(Spatial layout entries)
^^^^^^^^^^^^^^^^

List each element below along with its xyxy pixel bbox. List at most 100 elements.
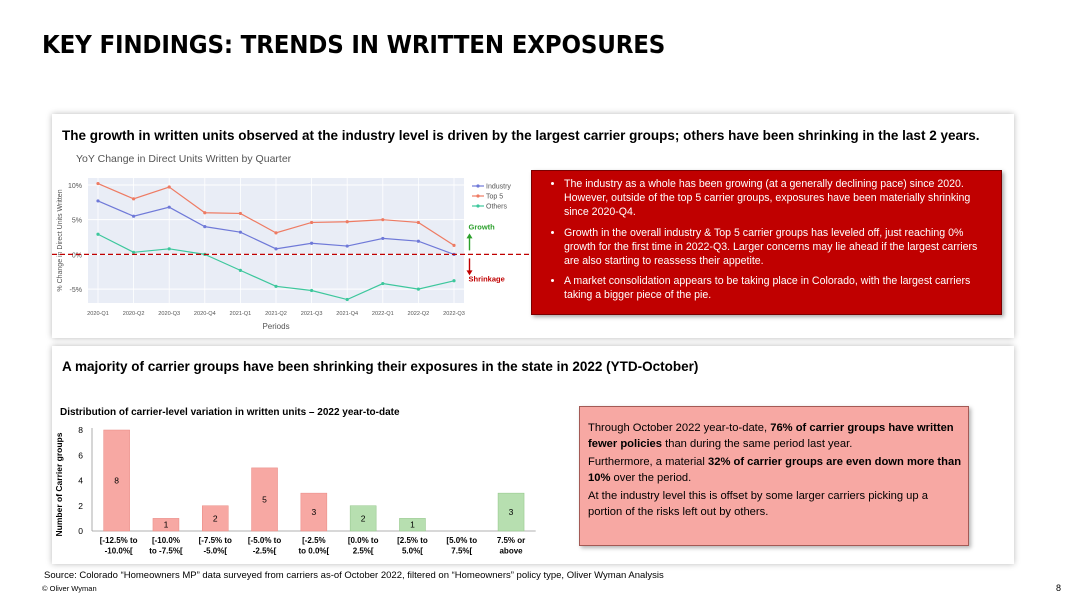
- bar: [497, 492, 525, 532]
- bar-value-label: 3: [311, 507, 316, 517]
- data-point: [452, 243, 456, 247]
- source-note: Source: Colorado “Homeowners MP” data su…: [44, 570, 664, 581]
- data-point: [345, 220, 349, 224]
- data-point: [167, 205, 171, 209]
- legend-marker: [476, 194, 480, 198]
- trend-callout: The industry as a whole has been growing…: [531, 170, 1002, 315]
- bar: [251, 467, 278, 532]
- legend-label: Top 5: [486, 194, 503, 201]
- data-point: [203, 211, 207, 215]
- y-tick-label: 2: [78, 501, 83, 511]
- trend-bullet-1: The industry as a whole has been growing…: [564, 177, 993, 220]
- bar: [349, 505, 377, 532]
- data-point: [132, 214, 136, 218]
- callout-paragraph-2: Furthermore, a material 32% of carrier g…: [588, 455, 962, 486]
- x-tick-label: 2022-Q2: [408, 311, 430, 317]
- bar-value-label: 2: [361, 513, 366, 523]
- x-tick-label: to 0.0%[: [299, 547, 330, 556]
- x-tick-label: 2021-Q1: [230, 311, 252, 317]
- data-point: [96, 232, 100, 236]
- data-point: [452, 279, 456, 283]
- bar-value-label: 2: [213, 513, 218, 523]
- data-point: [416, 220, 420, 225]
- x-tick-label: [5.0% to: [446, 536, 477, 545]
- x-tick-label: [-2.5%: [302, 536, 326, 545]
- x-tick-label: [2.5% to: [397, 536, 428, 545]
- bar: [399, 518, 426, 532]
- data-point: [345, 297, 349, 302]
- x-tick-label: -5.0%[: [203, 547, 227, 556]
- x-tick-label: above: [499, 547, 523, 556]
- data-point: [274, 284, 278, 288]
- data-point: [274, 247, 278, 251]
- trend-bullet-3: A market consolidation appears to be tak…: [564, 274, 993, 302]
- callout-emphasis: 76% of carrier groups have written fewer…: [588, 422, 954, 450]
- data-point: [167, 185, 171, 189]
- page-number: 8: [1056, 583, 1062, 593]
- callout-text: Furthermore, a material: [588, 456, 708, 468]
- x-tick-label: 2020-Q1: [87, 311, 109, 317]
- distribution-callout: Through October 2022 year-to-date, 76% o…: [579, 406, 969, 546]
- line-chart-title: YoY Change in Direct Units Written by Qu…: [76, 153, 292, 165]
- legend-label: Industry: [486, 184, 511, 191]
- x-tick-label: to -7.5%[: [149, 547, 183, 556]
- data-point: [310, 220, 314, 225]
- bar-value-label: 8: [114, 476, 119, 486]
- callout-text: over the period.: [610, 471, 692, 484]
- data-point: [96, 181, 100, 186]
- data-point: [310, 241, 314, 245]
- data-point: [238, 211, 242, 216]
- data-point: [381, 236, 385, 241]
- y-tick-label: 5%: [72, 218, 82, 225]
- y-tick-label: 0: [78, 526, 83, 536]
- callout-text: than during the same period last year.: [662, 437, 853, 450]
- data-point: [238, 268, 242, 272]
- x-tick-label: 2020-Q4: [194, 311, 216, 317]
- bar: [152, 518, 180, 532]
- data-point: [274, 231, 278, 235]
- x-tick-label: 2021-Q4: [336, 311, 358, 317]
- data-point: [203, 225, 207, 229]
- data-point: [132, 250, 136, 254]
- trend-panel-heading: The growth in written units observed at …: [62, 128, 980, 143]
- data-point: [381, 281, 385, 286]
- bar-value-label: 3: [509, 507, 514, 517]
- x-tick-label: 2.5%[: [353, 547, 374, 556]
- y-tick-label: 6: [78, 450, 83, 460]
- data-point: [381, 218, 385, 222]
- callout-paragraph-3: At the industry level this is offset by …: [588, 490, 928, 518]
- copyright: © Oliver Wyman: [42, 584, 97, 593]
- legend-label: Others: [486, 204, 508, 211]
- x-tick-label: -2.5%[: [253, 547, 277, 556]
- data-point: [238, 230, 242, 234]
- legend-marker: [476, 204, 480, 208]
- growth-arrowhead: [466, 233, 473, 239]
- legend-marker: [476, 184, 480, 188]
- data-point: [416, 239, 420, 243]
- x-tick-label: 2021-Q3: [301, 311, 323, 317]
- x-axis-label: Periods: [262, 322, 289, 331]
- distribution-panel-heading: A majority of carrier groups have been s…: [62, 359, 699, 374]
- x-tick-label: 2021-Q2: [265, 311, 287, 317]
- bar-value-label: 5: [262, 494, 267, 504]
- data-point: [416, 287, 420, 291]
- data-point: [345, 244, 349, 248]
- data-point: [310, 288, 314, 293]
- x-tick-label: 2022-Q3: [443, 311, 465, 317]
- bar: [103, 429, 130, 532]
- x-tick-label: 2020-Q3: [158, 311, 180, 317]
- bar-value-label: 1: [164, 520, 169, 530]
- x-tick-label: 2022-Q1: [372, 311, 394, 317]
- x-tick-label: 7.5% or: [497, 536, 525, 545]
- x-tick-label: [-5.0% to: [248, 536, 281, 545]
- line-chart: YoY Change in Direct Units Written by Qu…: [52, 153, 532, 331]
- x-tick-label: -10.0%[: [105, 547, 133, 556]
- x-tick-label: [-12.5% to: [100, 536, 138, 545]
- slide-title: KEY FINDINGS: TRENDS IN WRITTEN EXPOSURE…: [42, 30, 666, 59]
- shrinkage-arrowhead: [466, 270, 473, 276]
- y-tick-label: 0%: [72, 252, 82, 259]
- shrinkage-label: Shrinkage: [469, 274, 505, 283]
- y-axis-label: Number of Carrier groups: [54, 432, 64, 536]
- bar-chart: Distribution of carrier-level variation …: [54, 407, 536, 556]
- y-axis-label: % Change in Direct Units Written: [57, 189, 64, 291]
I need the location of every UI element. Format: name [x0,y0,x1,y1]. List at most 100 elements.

^^^^^^^^^^^^^^^^

Convert the material above into a Markdown table with the columns Row and Entry, starting with the line that contains "- bar: [497, 492, 525, 532]" and continuing through the line that contains "- data-point: [345, 297, 349, 302]". Give each line its own row, number the rows in order, and omit blank lines.

| Row | Entry |
|---|---|
| 1 | - bar: [497, 492, 525, 532] |
| 2 | - bar-value-label: 3: [311, 507, 316, 517] |
| 3 | - data-point: [452, 243, 456, 247] |
| 4 | - source-note: Source: Colorado “Homeowners MP” data su…: [44, 570, 664, 581] |
| 5 | - data-point: [345, 220, 349, 224] |
| 6 | - data-point: [167, 205, 171, 209] |
| 7 | - legend-marker: [476, 194, 480, 198] |
| 8 | - trend-callout: The industry as a whole has been growing…: [531, 170, 1002, 315] |
| 9 | - bar: [251, 467, 278, 532] |
| 10 | - legend-label: Top 5: [486, 194, 503, 201] |
| 11 | - data-point: [203, 211, 207, 215] |
| 12 | - y-tick-label: 2: [78, 501, 83, 511] |
| 13 | - trend-bullet-1: The industry as a whole has been growing…: [564, 177, 993, 220] |
| 14 | - bar: [349, 505, 377, 532] |
| 15 | - data-point: [132, 214, 136, 218] |
| 16 | - callout-paragraph-2: Furthermore, a material 32% of carrier g…: [588, 455, 962, 486] |
| 17 | - x-tick-label: 2022-Q2: [408, 311, 430, 317] |
| 18 | - bar-value-label: 2: [361, 513, 366, 523] |
| 19 | - x-tick-label: to 0.0%[: [299, 547, 330, 556] |
| 20 | - x-tick-label: 2021-Q1: [230, 311, 252, 317] |
| 21 | - data-point: [96, 232, 100, 236] |
| 22 | - data-point: [452, 279, 456, 283] |
| 23 | - bar-value-label: 2: [213, 513, 218, 523] |
| 24 | - data-point: [416, 220, 420, 225] |
| 25 | - x-tick-label: [5.0% to: [446, 536, 477, 545] |
| 26 | - x-tick-label: [-2.5%: [302, 536, 326, 545] |
| 27 | - x-tick-label: [2.5% to: [397, 536, 428, 545] |
| 28 | - bar: [399, 518, 426, 532] |
| 29 | - data-point: [345, 297, 349, 302] |